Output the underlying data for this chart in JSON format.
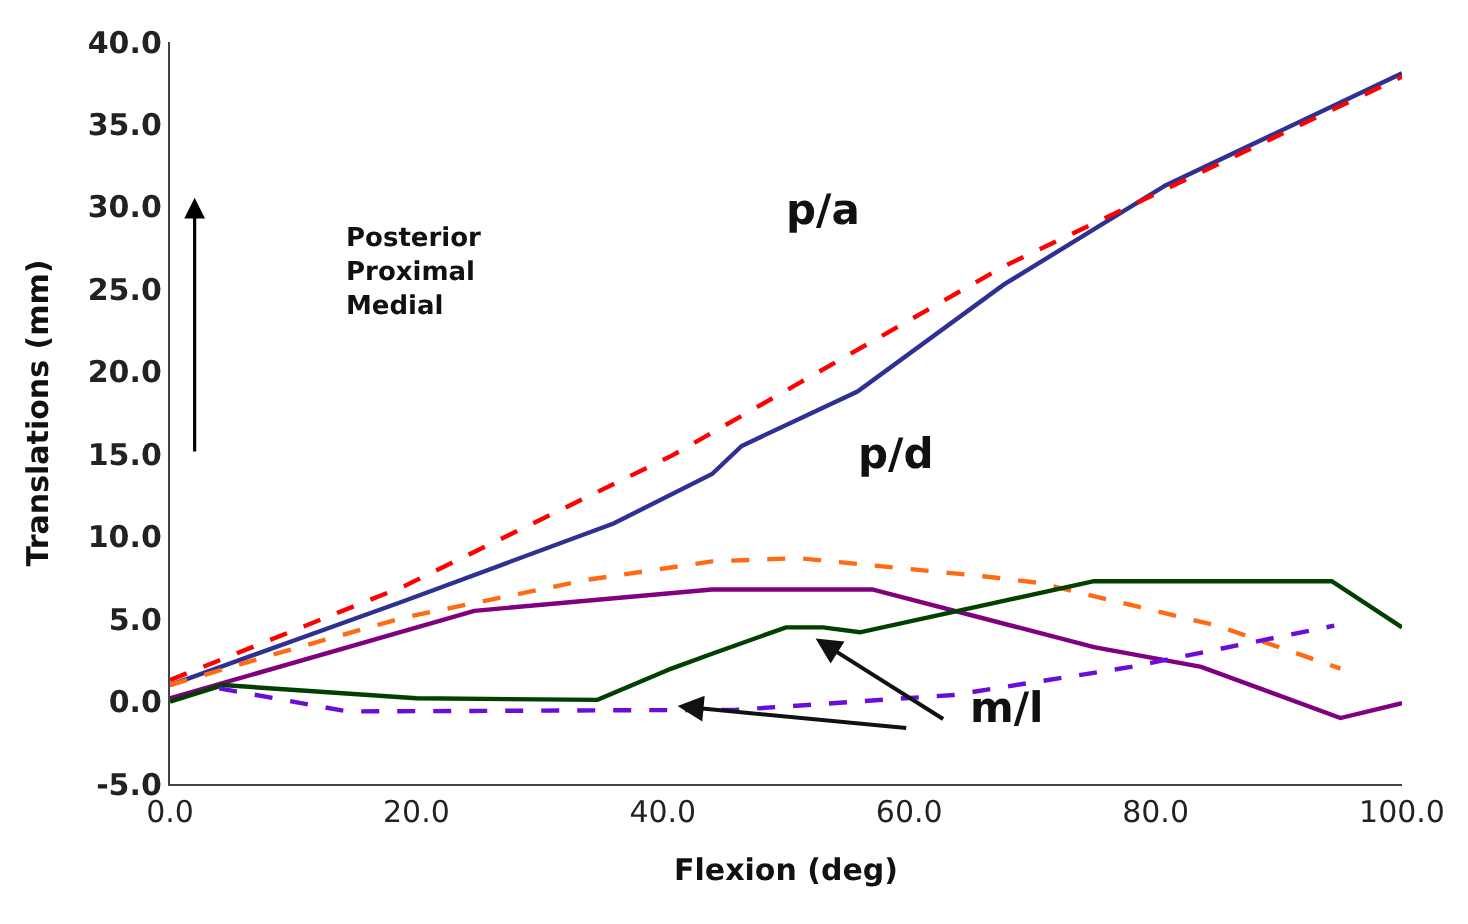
{
  "chart_data": {
    "type": "line",
    "xlabel": "Flexion (deg)",
    "ylabel": "Translations (mm)",
    "xlim": [
      0,
      100
    ],
    "xticks": [
      {
        "value": 0,
        "label": "0.0"
      },
      {
        "value": 20,
        "label": "20.0"
      },
      {
        "value": 40,
        "label": "40.0"
      },
      {
        "value": 60,
        "label": "60.0"
      },
      {
        "value": 80,
        "label": "80.0"
      },
      {
        "value": 100,
        "label": "100.0"
      }
    ],
    "ylim": [
      -5,
      40
    ],
    "yticks": [
      {
        "value": -5,
        "label": "-5.0"
      },
      {
        "value": 0,
        "label": "0.0"
      },
      {
        "value": 5,
        "label": "5.0"
      },
      {
        "value": 10,
        "label": "10.0"
      },
      {
        "value": 15,
        "label": "15.0"
      },
      {
        "value": 20,
        "label": "20.0"
      },
      {
        "value": 25,
        "label": "25.0"
      },
      {
        "value": 30,
        "label": "30.0"
      },
      {
        "value": 35,
        "label": "35.0"
      },
      {
        "value": 40,
        "label": "40.0"
      }
    ],
    "marker": "none",
    "series": [
      {
        "color": "#2e3192",
        "line_style": "solid",
        "x": [
          0,
          19,
          36,
          44,
          46.4,
          55.8,
          67.7,
          80.8,
          100
        ],
        "values": [
          1.0,
          6.1,
          10.8,
          13.8,
          15.5,
          18.8,
          25.3,
          31.3,
          38.1
        ]
      },
      {
        "color": "#ff0000",
        "line_style": "dashed",
        "x": [
          0,
          19,
          40.7,
          67.7,
          100
        ],
        "values": [
          1.3,
          7.0,
          14.9,
          26.4,
          37.9
        ]
      },
      {
        "color": "#ff6a13",
        "line_style": "dashed",
        "x": [
          0,
          8.6,
          19,
          34,
          44,
          51,
          66,
          70.5,
          85,
          95
        ],
        "values": [
          1.0,
          2.9,
          5.1,
          7.4,
          8.5,
          8.7,
          7.6,
          7.2,
          4.6,
          2.0
        ]
      },
      {
        "color": "#800080",
        "line_style": "solid",
        "x": [
          0,
          24.7,
          44,
          57,
          75,
          83.7,
          95,
          100
        ],
        "values": [
          0.2,
          5.5,
          6.8,
          6.8,
          3.3,
          2.1,
          -1.0,
          -0.1
        ]
      },
      {
        "color": "#004000",
        "line_style": "solid",
        "x": [
          0,
          4.3,
          20,
          34.7,
          40.7,
          44,
          50,
          53,
          56,
          75,
          94.3,
          100
        ],
        "values": [
          0,
          1.0,
          0.2,
          0.1,
          2.0,
          2.9,
          4.5,
          4.5,
          4.2,
          7.3,
          7.3,
          4.5
        ]
      },
      {
        "color": "#6a0dd8",
        "line_style": "dashed",
        "x": [
          4,
          14.4,
          46,
          63.6,
          78,
          94.5
        ],
        "values": [
          0.8,
          -0.6,
          -0.5,
          0.4,
          2.1,
          4.6
        ]
      }
    ],
    "annotations": [
      "p/a",
      "p/d",
      "m/l",
      "Posterior\nProximal\nMedial"
    ]
  }
}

§ Task instructions:
Extract the full listing exactly, with the pictures left out.

§ Expected output:
Output the underlying data for this chart in JSON format.
{
  "chart_data": {
    "type": "line",
    "xlabel": "Flexion (deg)",
    "ylabel": "Translations (mm)",
    "xlim": [
      0,
      100
    ],
    "xticks": [
      {
        "value": 0,
        "label": "0.0"
      },
      {
        "value": 20,
        "label": "20.0"
      },
      {
        "value": 40,
        "label": "40.0"
      },
      {
        "value": 60,
        "label": "60.0"
      },
      {
        "value": 80,
        "label": "80.0"
      },
      {
        "value": 100,
        "label": "100.0"
      }
    ],
    "ylim": [
      -5,
      40
    ],
    "yticks": [
      {
        "value": -5,
        "label": "-5.0"
      },
      {
        "value": 0,
        "label": "0.0"
      },
      {
        "value": 5,
        "label": "5.0"
      },
      {
        "value": 10,
        "label": "10.0"
      },
      {
        "value": 15,
        "label": "15.0"
      },
      {
        "value": 20,
        "label": "20.0"
      },
      {
        "value": 25,
        "label": "25.0"
      },
      {
        "value": 30,
        "label": "30.0"
      },
      {
        "value": 35,
        "label": "35.0"
      },
      {
        "value": 40,
        "label": "40.0"
      }
    ],
    "marker": "none",
    "series": [
      {
        "color": "#2e3192",
        "line_style": "solid",
        "x": [
          0,
          19,
          36,
          44,
          46.4,
          55.8,
          67.7,
          80.8,
          100
        ],
        "values": [
          1.0,
          6.1,
          10.8,
          13.8,
          15.5,
          18.8,
          25.3,
          31.3,
          38.1
        ]
      },
      {
        "color": "#ff0000",
        "line_style": "dashed",
        "x": [
          0,
          19,
          40.7,
          67.7,
          100
        ],
        "values": [
          1.3,
          7.0,
          14.9,
          26.4,
          37.9
        ]
      },
      {
        "color": "#ff6a13",
        "line_style": "dashed",
        "x": [
          0,
          8.6,
          19,
          34,
          44,
          51,
          66,
          70.5,
          85,
          95
        ],
        "values": [
          1.0,
          2.9,
          5.1,
          7.4,
          8.5,
          8.7,
          7.6,
          7.2,
          4.6,
          2.0
        ]
      },
      {
        "color": "#800080",
        "line_style": "solid",
        "x": [
          0,
          24.7,
          44,
          57,
          75,
          83.7,
          95,
          100
        ],
        "values": [
          0.2,
          5.5,
          6.8,
          6.8,
          3.3,
          2.1,
          -1.0,
          -0.1
        ]
      },
      {
        "color": "#004000",
        "line_style": "solid",
        "x": [
          0,
          4.3,
          20,
          34.7,
          40.7,
          44,
          50,
          53,
          56,
          75,
          94.3,
          100
        ],
        "values": [
          0,
          1.0,
          0.2,
          0.1,
          2.0,
          2.9,
          4.5,
          4.5,
          4.2,
          7.3,
          7.3,
          4.5
        ]
      },
      {
        "color": "#6a0dd8",
        "line_style": "dashed",
        "x": [
          4,
          14.4,
          46,
          63.6,
          78,
          94.5
        ],
        "values": [
          0.8,
          -0.6,
          -0.5,
          0.4,
          2.1,
          4.6
        ]
      }
    ],
    "annotations": [
      "p/a",
      "p/d",
      "m/l",
      "Posterior\nProximal\nMedial"
    ]
  }
}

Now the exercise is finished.